● **WORK TO COMPLETE**
Copy every line with the string "circle" in it.

● **RECORDS TO PROCESS**

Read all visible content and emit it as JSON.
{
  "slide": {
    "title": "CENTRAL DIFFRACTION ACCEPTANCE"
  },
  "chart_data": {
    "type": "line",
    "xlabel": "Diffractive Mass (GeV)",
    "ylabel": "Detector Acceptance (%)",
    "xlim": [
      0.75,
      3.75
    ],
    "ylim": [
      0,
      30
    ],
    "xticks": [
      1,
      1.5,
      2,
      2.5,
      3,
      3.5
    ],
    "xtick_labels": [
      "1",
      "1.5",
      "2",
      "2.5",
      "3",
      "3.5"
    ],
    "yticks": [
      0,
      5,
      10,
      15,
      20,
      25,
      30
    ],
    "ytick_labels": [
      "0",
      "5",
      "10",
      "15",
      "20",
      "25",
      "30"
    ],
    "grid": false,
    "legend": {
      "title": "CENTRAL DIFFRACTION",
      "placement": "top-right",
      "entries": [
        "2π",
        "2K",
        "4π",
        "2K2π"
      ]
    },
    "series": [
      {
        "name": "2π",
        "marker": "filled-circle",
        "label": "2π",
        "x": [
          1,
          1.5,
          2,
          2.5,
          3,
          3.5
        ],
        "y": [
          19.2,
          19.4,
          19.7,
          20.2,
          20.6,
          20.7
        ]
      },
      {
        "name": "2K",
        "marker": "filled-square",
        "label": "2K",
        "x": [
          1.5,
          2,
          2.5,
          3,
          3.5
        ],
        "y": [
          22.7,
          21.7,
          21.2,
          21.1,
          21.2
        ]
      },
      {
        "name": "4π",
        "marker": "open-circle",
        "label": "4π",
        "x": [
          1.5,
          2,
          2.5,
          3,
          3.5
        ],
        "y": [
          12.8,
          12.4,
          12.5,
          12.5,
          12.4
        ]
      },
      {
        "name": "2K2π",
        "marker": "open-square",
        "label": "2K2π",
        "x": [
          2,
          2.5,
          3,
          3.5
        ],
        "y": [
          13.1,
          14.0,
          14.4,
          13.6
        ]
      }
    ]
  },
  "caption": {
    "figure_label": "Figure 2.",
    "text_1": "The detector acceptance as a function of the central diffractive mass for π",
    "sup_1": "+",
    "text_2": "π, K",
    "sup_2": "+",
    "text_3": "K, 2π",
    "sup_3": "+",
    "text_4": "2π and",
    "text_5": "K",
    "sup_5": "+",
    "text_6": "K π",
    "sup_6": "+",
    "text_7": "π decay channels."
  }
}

● **OUTPUT OF THE TASK**
        "marker": "filled-circle",
        "marker": "open-circle",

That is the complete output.